What you should do
Set down each record exactly as written.
** start of Stored records **
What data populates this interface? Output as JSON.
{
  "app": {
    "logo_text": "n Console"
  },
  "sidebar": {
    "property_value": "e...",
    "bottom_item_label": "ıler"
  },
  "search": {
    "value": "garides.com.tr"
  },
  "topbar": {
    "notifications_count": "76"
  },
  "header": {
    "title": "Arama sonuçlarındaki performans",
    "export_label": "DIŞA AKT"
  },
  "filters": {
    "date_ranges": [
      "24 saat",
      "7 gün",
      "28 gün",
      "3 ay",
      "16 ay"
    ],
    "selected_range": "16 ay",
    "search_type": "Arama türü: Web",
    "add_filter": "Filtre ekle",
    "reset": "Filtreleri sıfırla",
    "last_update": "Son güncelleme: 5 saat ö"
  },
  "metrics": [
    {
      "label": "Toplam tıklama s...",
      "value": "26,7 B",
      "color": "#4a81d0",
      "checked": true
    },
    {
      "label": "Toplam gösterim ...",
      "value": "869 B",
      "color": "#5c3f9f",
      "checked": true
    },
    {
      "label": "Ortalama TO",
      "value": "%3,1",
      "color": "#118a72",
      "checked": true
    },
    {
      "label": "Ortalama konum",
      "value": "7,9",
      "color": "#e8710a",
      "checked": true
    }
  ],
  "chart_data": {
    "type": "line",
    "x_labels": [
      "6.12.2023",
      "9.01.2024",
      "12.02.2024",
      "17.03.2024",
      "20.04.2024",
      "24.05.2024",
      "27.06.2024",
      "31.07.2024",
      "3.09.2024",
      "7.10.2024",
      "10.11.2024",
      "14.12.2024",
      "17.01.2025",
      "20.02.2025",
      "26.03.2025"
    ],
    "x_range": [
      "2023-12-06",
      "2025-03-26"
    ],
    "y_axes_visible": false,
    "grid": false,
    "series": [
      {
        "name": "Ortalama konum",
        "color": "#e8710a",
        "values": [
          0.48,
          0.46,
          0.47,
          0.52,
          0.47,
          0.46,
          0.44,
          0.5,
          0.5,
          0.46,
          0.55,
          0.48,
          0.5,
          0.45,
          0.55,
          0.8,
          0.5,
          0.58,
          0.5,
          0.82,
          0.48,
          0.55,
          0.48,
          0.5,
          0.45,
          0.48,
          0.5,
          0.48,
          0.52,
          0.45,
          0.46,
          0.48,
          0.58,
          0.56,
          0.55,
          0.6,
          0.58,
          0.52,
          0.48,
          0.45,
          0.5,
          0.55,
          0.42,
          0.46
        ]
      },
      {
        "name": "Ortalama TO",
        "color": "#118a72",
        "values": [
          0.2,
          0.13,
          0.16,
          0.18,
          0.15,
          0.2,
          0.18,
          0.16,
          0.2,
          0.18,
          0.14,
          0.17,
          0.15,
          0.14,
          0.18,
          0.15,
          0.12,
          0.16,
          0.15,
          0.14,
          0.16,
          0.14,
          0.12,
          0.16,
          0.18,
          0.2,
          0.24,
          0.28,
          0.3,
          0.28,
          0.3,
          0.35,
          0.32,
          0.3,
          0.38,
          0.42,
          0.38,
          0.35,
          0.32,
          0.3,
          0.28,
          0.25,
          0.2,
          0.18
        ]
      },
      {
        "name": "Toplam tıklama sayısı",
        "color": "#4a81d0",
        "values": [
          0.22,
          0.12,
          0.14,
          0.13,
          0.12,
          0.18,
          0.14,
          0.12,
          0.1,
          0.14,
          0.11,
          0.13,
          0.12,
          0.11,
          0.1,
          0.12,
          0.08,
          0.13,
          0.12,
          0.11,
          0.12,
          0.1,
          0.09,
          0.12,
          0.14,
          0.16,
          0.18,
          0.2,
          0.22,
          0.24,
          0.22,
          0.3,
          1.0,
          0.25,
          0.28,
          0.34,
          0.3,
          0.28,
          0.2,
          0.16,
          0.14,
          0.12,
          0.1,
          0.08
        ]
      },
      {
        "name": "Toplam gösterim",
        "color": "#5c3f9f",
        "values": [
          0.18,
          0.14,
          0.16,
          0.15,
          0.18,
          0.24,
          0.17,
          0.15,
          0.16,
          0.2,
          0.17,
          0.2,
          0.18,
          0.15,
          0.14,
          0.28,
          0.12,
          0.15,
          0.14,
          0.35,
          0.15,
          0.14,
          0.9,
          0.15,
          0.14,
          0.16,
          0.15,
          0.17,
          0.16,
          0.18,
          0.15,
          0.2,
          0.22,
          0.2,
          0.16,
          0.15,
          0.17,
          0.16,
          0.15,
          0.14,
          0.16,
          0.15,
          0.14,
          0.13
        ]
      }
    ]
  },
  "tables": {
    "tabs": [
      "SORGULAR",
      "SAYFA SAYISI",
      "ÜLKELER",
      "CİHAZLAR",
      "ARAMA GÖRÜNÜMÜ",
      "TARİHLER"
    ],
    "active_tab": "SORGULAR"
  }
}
** end of Stored records **
Exercise result
What data populates this interface? Output as JSON.
{
  "app": {
    "logo_text": "n Console"
  },
  "sidebar": {
    "property_value": "e...",
    "bottom_item_label": "ıler"
  },
  "search": {
    "value": "garides.com.tr"
  },
  "topbar": {
    "notifications_count": "76"
  },
  "header": {
    "title": "Arama sonuçlarındaki performans",
    "export_label": "DIŞA AKT"
  },
  "filters": {
    "date_ranges": [
      "24 saat",
      "7 gün",
      "28 gün",
      "3 ay",
      "16 ay"
    ],
    "selected_range": "16 ay",
    "search_type": "Arama türü: Web",
    "add_filter": "Filtre ekle",
    "reset": "Filtreleri sıfırla",
    "last_update": "Son güncelleme: 5 saat ö"
  },
  "metrics": [
    {
      "label": "Toplam tıklama s...",
      "value": "26,7 B",
      "color": "#4a81d0",
      "checked": true
    },
    {
      "label": "Toplam gösterim ...",
      "value": "869 B",
      "color": "#5c3f9f",
      "checked": true
    },
    {
      "label": "Ortalama TO",
      "value": "%3,1",
      "color": "#118a72",
      "checked": true
    },
    {
      "label": "Ortalama konum",
      "value": "7,9",
      "color": "#e8710a",
      "checked": true
    }
  ],
  "chart_data": {
    "type": "line",
    "x_labels": [
      "6.12.2023",
      "9.01.2024",
      "12.02.2024",
      "17.03.2024",
      "20.04.2024",
      "24.05.2024",
      "27.06.2024",
      "31.07.2024",
      "3.09.2024",
      "7.10.2024",
      "10.11.2024",
      "14.12.2024",
      "17.01.2025",
      "20.02.2025",
      "26.03.2025"
    ],
    "x_range": [
      "2023-12-06",
      "2025-03-26"
    ],
    "y_axes_visible": false,
    "grid": false,
    "series": [
      {
        "name": "Ortalama konum",
        "color": "#e8710a",
        "values": [
          0.48,
          0.46,
          0.47,
          0.52,
          0.47,
          0.46,
          0.44,
          0.5,
          0.5,
          0.46,
          0.55,
          0.48,
          0.5,
          0.45,
          0.55,
          0.8,
          0.5,
          0.58,
          0.5,
          0.82,
          0.48,
          0.55,
          0.48,
          0.5,
          0.45,
          0.48,
          0.5,
          0.48,
          0.52,
          0.45,
          0.46,
          0.48,
          0.58,
          0.56,
          0.55,
          0.6,
          0.58,
          0.52,
          0.48,
          0.45,
          0.5,
          0.55,
          0.42,
          0.46
        ]
      },
      {
        "name": "Ortalama TO",
        "color": "#118a72",
        "values": [
          0.2,
          0.13,
          0.16,
          0.18,
          0.15,
          0.2,
          0.18,
          0.16,
          0.2,
          0.18,
          0.14,
          0.17,
          0.15,
          0.14,
          0.18,
          0.15,
          0.12,
          0.16,
          0.15,
          0.14,
          0.16,
          0.14,
          0.12,
          0.16,
          0.18,
          0.2,
          0.24,
          0.28,
          0.3,
          0.28,
          0.3,
          0.35,
          0.32,
          0.3,
          0.38,
          0.42,
          0.38,
          0.35,
          0.32,
          0.3,
          0.28,
          0.25,
          0.2,
          0.18
        ]
      },
      {
        "name": "Toplam tıklama sayısı",
        "color": "#4a81d0",
        "values": [
          0.22,
          0.12,
          0.14,
          0.13,
          0.12,
          0.18,
          0.14,
          0.12,
          0.1,
          0.14,
          0.11,
          0.13,
          0.12,
          0.11,
          0.1,
          0.12,
          0.08,
          0.13,
          0.12,
          0.11,
          0.12,
          0.1,
          0.09,
          0.12,
          0.14,
          0.16,
          0.18,
          0.2,
          0.22,
          0.24,
          0.22,
          0.3,
          1.0,
          0.25,
          0.28,
          0.34,
          0.3,
          0.28,
          0.2,
          0.16,
          0.14,
          0.12,
          0.1,
          0.08
        ]
      },
      {
        "name": "Toplam gösterim",
        "color": "#5c3f9f",
        "values": [
          0.18,
          0.14,
          0.16,
          0.15,
          0.18,
          0.24,
          0.17,
          0.15,
          0.16,
          0.2,
          0.17,
          0.2,
          0.18,
          0.15,
          0.14,
          0.28,
          0.12,
          0.15,
          0.14,
          0.35,
          0.15,
          0.14,
          0.9,
          0.15,
          0.14,
          0.16,
          0.15,
          0.17,
          0.16,
          0.18,
          0.15,
          0.2,
          0.22,
          0.2,
          0.16,
          0.15,
          0.17,
          0.16,
          0.15,
          0.14,
          0.16,
          0.15,
          0.14,
          0.13
        ]
      }
    ]
  },
  "tables": {
    "tabs": [
      "SORGULAR",
      "SAYFA SAYISI",
      "ÜLKELER",
      "CİHAZLAR",
      "ARAMA GÖRÜNÜMÜ",
      "TARİHLER"
    ],
    "active_tab": "SORGULAR"
  }
}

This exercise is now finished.